_TO BE DONE_
Copy out every line of the rows below, from the very first line down through the line that contains "wifi-icon[interactable]: ≋ xyxy=(1126,4,1142,20)", keeping each one unchanged.

** start of DATA IN THIS EXERCISE **

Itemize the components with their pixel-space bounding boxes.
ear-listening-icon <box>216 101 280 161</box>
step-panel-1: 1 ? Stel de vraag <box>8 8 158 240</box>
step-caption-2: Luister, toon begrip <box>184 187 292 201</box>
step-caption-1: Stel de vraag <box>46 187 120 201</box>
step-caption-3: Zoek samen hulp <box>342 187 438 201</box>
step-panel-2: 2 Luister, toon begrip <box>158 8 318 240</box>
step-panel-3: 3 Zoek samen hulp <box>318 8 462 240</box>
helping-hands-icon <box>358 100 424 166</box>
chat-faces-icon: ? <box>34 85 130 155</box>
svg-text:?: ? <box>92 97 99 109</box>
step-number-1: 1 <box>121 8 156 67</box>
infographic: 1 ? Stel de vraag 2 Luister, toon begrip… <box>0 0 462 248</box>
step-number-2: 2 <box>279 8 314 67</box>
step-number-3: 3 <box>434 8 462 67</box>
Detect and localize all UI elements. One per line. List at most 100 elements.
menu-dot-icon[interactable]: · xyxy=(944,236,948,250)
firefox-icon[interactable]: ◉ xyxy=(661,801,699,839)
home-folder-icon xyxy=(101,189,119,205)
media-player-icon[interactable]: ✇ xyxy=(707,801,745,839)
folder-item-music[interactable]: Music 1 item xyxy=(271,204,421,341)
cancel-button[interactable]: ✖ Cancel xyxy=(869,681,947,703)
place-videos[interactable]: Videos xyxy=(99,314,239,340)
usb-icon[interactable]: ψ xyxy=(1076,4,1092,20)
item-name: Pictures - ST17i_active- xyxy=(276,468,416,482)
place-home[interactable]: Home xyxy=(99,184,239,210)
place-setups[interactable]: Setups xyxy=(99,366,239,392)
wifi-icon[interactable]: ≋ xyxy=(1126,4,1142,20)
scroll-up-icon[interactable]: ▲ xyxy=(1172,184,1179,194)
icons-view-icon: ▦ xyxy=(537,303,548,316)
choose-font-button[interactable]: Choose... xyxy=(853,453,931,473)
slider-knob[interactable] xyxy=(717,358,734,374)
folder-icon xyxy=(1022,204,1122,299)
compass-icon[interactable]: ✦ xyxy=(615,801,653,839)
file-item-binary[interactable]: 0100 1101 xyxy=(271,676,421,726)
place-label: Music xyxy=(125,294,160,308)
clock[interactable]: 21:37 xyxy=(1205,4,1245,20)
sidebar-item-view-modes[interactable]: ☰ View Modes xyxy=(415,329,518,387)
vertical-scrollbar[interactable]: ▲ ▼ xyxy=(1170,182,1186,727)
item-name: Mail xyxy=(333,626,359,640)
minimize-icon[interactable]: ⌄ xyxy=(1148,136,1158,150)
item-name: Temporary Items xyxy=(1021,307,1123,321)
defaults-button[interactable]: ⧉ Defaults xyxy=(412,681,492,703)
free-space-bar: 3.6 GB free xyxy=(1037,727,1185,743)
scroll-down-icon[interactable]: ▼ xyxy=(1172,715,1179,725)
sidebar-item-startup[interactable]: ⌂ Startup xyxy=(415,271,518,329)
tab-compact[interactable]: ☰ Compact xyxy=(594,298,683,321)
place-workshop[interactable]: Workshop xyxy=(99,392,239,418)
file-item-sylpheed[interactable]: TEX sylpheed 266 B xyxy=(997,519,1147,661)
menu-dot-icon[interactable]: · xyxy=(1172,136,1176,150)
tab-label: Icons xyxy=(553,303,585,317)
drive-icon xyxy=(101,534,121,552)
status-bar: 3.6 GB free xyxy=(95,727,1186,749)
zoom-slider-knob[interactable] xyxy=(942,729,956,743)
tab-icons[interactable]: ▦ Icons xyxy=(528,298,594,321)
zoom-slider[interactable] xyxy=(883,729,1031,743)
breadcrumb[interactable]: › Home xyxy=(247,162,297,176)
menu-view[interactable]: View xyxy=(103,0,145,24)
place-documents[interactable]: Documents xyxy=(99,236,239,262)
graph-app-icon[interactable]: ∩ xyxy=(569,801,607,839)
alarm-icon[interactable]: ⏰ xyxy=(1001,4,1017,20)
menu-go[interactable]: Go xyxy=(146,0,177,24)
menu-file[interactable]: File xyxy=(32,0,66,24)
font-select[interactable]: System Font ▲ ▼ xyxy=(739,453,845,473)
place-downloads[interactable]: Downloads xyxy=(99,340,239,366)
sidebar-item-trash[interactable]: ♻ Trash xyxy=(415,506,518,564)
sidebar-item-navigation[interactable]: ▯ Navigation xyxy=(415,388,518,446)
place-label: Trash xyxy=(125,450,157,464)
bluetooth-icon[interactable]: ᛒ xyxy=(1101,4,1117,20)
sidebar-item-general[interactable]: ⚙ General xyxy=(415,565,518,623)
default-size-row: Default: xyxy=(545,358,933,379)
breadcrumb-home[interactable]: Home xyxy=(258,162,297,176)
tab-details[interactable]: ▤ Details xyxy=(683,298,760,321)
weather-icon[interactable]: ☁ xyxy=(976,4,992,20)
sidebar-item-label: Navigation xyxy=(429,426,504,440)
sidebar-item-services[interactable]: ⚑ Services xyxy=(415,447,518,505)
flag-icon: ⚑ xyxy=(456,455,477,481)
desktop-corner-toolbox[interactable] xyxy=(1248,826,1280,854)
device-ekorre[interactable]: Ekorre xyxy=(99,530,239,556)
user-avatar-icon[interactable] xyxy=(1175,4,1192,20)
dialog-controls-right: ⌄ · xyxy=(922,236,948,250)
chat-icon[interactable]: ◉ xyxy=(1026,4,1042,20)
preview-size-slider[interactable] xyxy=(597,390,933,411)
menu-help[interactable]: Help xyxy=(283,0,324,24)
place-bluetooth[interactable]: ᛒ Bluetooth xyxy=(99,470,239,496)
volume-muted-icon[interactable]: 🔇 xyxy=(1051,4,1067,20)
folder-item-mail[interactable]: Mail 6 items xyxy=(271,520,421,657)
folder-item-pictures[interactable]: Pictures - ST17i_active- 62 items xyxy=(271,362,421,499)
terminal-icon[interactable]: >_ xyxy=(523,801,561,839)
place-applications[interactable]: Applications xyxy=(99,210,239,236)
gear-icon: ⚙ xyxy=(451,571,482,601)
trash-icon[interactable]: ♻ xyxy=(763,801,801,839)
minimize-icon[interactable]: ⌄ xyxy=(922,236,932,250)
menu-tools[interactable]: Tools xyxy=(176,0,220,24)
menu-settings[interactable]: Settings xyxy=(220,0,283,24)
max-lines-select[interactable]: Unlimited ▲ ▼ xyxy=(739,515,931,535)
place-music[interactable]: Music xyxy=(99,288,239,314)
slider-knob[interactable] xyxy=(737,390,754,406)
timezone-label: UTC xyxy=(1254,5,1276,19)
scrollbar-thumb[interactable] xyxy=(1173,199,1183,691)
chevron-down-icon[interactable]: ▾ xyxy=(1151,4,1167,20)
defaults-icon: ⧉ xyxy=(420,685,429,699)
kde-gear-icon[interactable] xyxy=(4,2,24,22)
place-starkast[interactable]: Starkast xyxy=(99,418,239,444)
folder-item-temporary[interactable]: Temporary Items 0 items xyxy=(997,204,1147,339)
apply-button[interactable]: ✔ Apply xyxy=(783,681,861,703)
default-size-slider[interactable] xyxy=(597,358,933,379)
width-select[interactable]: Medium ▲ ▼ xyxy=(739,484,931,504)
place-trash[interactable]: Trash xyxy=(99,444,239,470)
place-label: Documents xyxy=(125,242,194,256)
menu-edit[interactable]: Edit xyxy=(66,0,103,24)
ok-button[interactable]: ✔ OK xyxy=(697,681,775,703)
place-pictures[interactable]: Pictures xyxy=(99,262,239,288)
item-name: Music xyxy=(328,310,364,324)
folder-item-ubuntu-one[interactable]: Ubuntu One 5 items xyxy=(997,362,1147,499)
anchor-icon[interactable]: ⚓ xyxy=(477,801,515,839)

** end of DATA IN THIS EXERCISE **

_PROBLEM SOLUTION_
Itemize the components with their pixel-space bounding boxes.
ear-listening-icon <box>216 101 280 161</box>
step-panel-1: 1 ? Stel de vraag <box>8 8 158 240</box>
step-caption-2: Luister, toon begrip <box>184 187 292 201</box>
step-caption-1: Stel de vraag <box>46 187 120 201</box>
step-caption-3: Zoek samen hulp <box>342 187 438 201</box>
step-panel-2: 2 Luister, toon begrip <box>158 8 318 240</box>
step-panel-3: 3 Zoek samen hulp <box>318 8 462 240</box>
helping-hands-icon <box>358 100 424 166</box>
chat-faces-icon: ? <box>34 85 130 155</box>
svg-text:?: ? <box>92 97 99 109</box>
step-number-1: 1 <box>121 8 156 67</box>
infographic: 1 ? Stel de vraag 2 Luister, toon begrip… <box>0 0 462 248</box>
step-number-2: 2 <box>279 8 314 67</box>
step-number-3: 3 <box>434 8 462 67</box>
Detect and localize all UI elements. One per line. List at most 100 elements.
menu-dot-icon[interactable]: · xyxy=(944,236,948,250)
firefox-icon[interactable]: ◉ xyxy=(661,801,699,839)
home-folder-icon xyxy=(101,189,119,205)
media-player-icon[interactable]: ✇ xyxy=(707,801,745,839)
folder-item-music[interactable]: Music 1 item xyxy=(271,204,421,341)
cancel-button[interactable]: ✖ Cancel xyxy=(869,681,947,703)
place-videos[interactable]: Videos xyxy=(99,314,239,340)
usb-icon[interactable]: ψ xyxy=(1076,4,1092,20)
item-name: Pictures - ST17i_active- xyxy=(276,468,416,482)
place-home[interactable]: Home xyxy=(99,184,239,210)
place-setups[interactable]: Setups xyxy=(99,366,239,392)
wifi-icon[interactable]: ≋ xyxy=(1126,4,1142,20)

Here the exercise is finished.